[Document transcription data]
◇ ◇ ◇

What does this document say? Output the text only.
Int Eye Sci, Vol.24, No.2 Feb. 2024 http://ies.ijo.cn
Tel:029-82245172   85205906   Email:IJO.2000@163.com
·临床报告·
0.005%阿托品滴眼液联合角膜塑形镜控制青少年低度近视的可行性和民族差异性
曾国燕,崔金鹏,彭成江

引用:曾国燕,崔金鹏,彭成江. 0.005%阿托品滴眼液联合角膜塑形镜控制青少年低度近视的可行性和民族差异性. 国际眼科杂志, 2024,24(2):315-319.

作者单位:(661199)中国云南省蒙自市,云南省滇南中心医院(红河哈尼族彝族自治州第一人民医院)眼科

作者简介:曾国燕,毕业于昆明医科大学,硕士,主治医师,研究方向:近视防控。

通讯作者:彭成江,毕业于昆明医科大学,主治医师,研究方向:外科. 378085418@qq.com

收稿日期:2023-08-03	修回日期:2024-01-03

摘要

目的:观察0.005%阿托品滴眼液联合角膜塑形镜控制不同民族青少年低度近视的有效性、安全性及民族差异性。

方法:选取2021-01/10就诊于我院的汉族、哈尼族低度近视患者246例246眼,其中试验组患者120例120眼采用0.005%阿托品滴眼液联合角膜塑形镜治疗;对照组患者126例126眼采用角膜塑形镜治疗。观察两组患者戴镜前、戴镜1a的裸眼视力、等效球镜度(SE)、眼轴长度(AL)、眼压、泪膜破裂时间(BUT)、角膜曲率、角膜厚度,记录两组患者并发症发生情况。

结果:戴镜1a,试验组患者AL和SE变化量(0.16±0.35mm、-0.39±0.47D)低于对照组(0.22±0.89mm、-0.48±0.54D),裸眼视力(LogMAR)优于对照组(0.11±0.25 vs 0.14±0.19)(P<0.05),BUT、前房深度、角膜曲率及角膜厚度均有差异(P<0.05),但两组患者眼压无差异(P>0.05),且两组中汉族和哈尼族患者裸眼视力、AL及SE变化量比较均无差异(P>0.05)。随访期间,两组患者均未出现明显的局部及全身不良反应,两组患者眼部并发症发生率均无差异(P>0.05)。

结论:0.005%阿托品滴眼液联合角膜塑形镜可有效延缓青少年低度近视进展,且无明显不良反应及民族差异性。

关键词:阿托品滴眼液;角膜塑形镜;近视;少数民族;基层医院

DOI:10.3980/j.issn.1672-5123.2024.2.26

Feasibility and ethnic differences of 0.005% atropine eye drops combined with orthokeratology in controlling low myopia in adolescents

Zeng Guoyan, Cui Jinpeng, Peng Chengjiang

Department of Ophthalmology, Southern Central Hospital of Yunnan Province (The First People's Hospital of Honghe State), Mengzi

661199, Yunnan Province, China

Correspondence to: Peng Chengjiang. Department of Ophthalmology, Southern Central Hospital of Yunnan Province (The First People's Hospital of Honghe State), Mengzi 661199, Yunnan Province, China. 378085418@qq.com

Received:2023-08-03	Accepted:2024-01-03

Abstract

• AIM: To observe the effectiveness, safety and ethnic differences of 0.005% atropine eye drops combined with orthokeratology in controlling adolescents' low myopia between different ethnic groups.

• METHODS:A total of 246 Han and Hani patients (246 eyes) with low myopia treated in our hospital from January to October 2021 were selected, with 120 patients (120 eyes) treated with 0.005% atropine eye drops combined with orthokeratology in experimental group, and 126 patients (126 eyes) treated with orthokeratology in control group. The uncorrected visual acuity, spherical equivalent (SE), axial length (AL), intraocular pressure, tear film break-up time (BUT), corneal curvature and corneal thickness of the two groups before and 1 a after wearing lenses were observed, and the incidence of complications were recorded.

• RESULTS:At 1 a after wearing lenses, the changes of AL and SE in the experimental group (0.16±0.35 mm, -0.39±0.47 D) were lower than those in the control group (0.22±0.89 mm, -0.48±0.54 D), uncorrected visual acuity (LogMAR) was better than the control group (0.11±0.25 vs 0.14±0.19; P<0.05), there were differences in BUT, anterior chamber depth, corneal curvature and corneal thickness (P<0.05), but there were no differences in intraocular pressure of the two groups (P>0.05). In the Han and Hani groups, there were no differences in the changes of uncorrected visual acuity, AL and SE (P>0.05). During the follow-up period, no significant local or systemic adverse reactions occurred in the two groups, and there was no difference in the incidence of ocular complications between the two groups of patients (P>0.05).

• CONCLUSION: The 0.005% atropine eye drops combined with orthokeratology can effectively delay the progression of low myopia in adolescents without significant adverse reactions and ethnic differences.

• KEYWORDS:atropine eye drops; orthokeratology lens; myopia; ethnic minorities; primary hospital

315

◇ ◇ ◇

- **Brief**: Would you repeat the records above without any changes?

- **Result of the exercise**:
What does this document say? Output the text only.
Int Eye Sci, Vol.24, No.2 Feb. 2024 http://ies.ijo.cn
Tel:029-82245172   85205906   Email:IJO.2000@163.com
·临床报告·
0.005%阿托品滴眼液联合角膜塑形镜控制青少年低度近视的可行性和民族差异性
曾国燕,崔金鹏,彭成江

引用:曾国燕,崔金鹏,彭成江. 0.005%阿托品滴眼液联合角膜塑形镜控制青少年低度近视的可行性和民族差异性. 国际眼科杂志, 2024,24(2):315-319.

作者单位:(661199)中国云南省蒙自市,云南省滇南中心医院(红河哈尼族彝族自治州第一人民医院)眼科

作者简介:曾国燕,毕业于昆明医科大学,硕士,主治医师,研究方向:近视防控。

通讯作者:彭成江,毕业于昆明医科大学,主治医师,研究方向:外科. 378085418@qq.com

收稿日期:2023-08-03	修回日期:2024-01-03

摘要

目的:观察0.005%阿托品滴眼液联合角膜塑形镜控制不同民族青少年低度近视的有效性、安全性及民族差异性。

方法:选取2021-01/10就诊于我院的汉族、哈尼族低度近视患者246例246眼,其中试验组患者120例120眼采用0.005%阿托品滴眼液联合角膜塑形镜治疗;对照组患者126例126眼采用角膜塑形镜治疗。观察两组患者戴镜前、戴镜1a的裸眼视力、等效球镜度(SE)、眼轴长度(AL)、眼压、泪膜破裂时间(BUT)、角膜曲率、角膜厚度,记录两组患者并发症发生情况。

结果:戴镜1a,试验组患者AL和SE变化量(0.16±0.35mm、-0.39±0.47D)低于对照组(0.22±0.89mm、-0.48±0.54D),裸眼视力(LogMAR)优于对照组(0.11±0.25 vs 0.14±0.19)(P<0.05),BUT、前房深度、角膜曲率及角膜厚度均有差异(P<0.05),但两组患者眼压无差异(P>0.05),且两组中汉族和哈尼族患者裸眼视力、AL及SE变化量比较均无差异(P>0.05)。随访期间,两组患者均未出现明显的局部及全身不良反应,两组患者眼部并发症发生率均无差异(P>0.05)。

结论:0.005%阿托品滴眼液联合角膜塑形镜可有效延缓青少年低度近视进展,且无明显不良反应及民族差异性。

关键词:阿托品滴眼液;角膜塑形镜;近视;少数民族;基层医院

DOI:10.3980/j.issn.1672-5123.2024.2.26

Feasibility and ethnic differences of 0.005% atropine eye drops combined with orthokeratology in controlling low myopia in adolescents

Zeng Guoyan, Cui Jinpeng, Peng Chengjiang

Department of Ophthalmology, Southern Central Hospital of Yunnan Province (The First People's Hospital of Honghe State), Mengzi

661199, Yunnan Province, China

Correspondence to: Peng Chengjiang. Department of Ophthalmology, Southern Central Hospital of Yunnan Province (The First People's Hospital of Honghe State), Mengzi 661199, Yunnan Province, China. 378085418@qq.com

Received:2023-08-03	Accepted:2024-01-03

Abstract

• AIM: To observe the effectiveness, safety and ethnic differences of 0.005% atropine eye drops combined with orthokeratology in controlling adolescents' low myopia between different ethnic groups.

• METHODS:A total of 246 Han and Hani patients (246 eyes) with low myopia treated in our hospital from January to October 2021 were selected, with 120 patients (120 eyes) treated with 0.005% atropine eye drops combined with orthokeratology in experimental group, and 126 patients (126 eyes) treated with orthokeratology in control group. The uncorrected visual acuity, spherical equivalent (SE), axial length (AL), intraocular pressure, tear film break-up time (BUT), corneal curvature and corneal thickness of the two groups before and 1 a after wearing lenses were observed, and the incidence of complications were recorded.

• RESULTS:At 1 a after wearing lenses, the changes of AL and SE in the experimental group (0.16±0.35 mm, -0.39±0.47 D) were lower than those in the control group (0.22±0.89 mm, -0.48±0.54 D), uncorrected visual acuity (LogMAR) was better than the control group (0.11±0.25 vs 0.14±0.19; P<0.05), there were differences in BUT, anterior chamber depth, corneal curvature and corneal thickness (P<0.05), but there were no differences in intraocular pressure of the two groups (P>0.05). In the Han and Hani groups, there were no differences in the changes of uncorrected visual acuity, AL and SE (P>0.05). During the follow-up period, no significant local or systemic adverse reactions occurred in the two groups, and there was no difference in the incidence of ocular complications between the two groups of patients (P>0.05).

• CONCLUSION: The 0.005% atropine eye drops combined with orthokeratology can effectively delay the progression of low myopia in adolescents without significant adverse reactions and ethnic differences.

• KEYWORDS:atropine eye drops; orthokeratology lens; myopia; ethnic minorities; primary hospital

315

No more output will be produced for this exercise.